What is expected>
The records underneath are to be repeated exactly, with the pictures left out.

--- START Entries shown ---

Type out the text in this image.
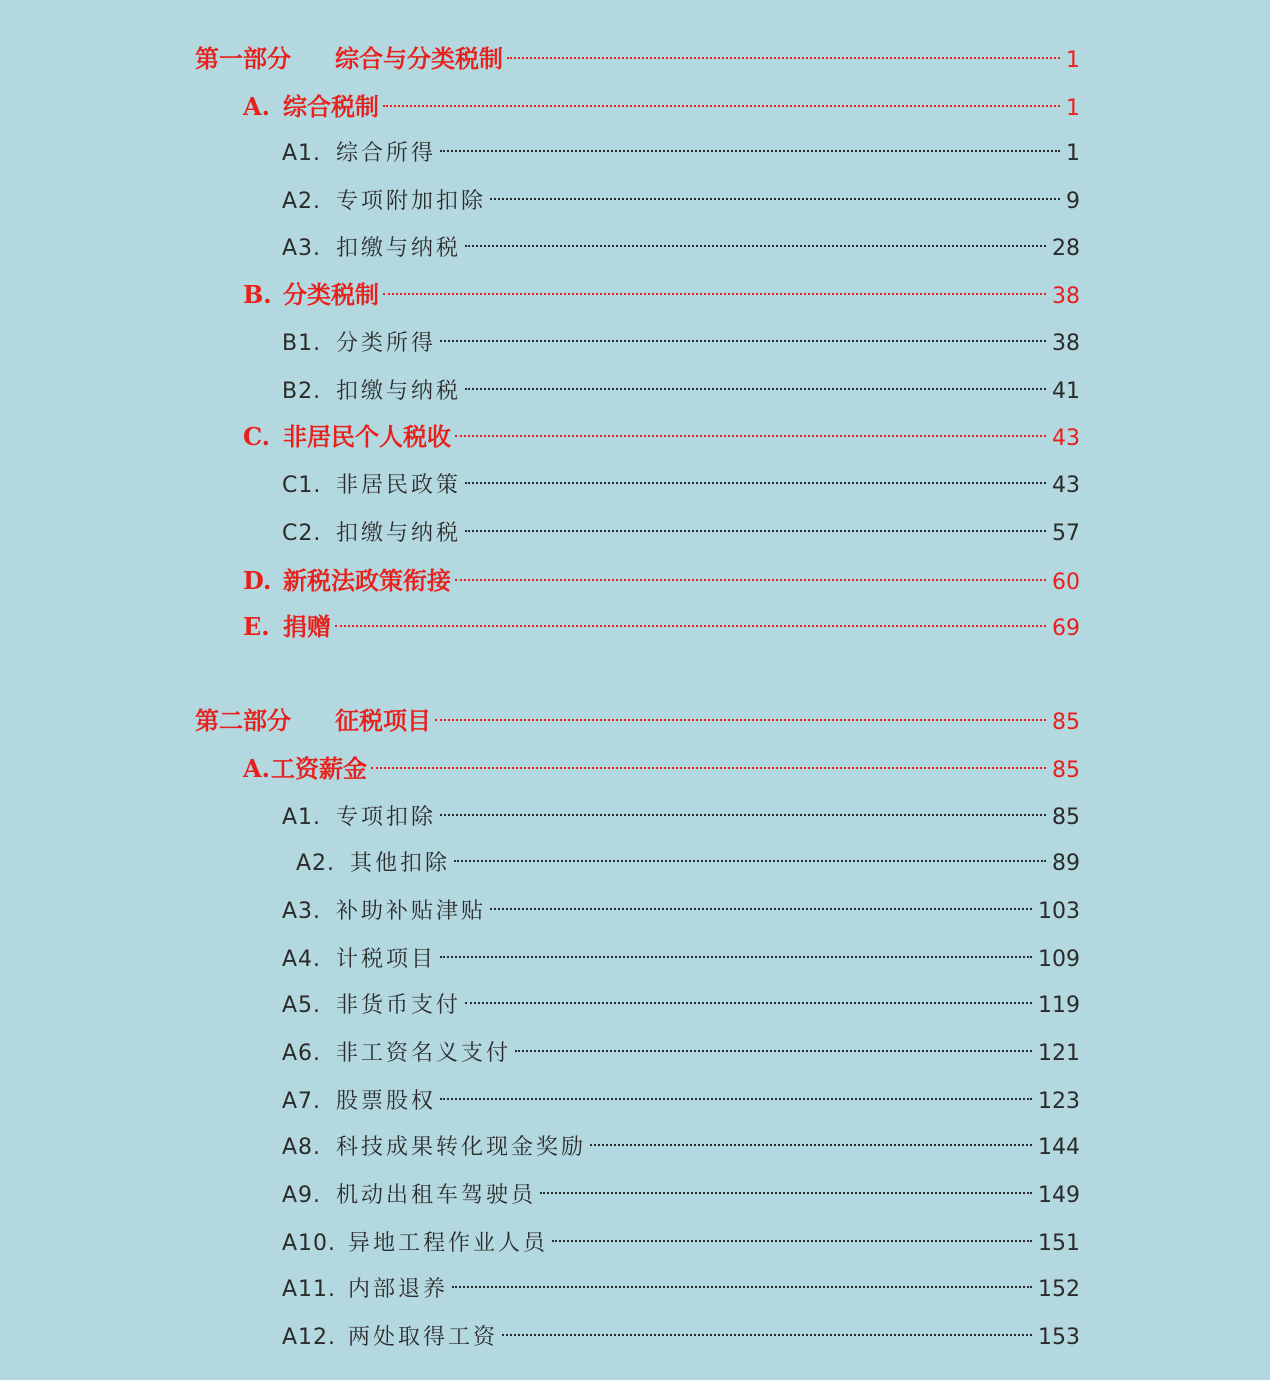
第一部分	综合与分类税制	1
A. 综合税制	1
A1. 综合所得	1
A2. 专项附加扣除	9
A3. 扣缴与纳税	28
B. 分类税制	38
B1. 分类所得	38
B2. 扣缴与纳税	41
C. 非居民个人税收	43
C1. 非居民政策	43
C2. 扣缴与纳税	57
D. 新税法政策衔接	60
E. 捐赠	69
第二部分	征税项目	85
A. 工资薪金	85
A1. 专项扣除	85
A2. 其他扣除	89
A3. 补助补贴津贴	103
A4. 计税项目	109
A5. 非货币支付	119
A6. 非工资名义支付	121
A7. 股票股权	123
A8. 科技成果转化现金奖励	144
A9. 机动出租车驾驶员	149
A10. 异地工程作业人员	151
A11. 内部退养	152
A12. 两处取得工资	153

--- END Entries shown ---

Solution for this task>
Type out the text in this image.
第一部分	综合与分类税制	1
A. 综合税制	1
A1. 综合所得	1
A2. 专项附加扣除	9
A3. 扣缴与纳税	28
B. 分类税制	38
B1. 分类所得	38
B2. 扣缴与纳税	41
C. 非居民个人税收	43
C1. 非居民政策	43
C2. 扣缴与纳税	57
D. 新税法政策衔接	60
E. 捐赠	69
第二部分	征税项目	85
A. 工资薪金	85
A1. 专项扣除	85
A2. 其他扣除	89
A3. 补助补贴津贴	103
A4. 计税项目	109
A5. 非货币支付	119
A6. 非工资名义支付	121
A7. 股票股权	123
A8. 科技成果转化现金奖励	144
A9. 机动出租车驾驶员	149
A10. 异地工程作业人员	151
A11. 内部退养	152
A12. 两处取得工资	153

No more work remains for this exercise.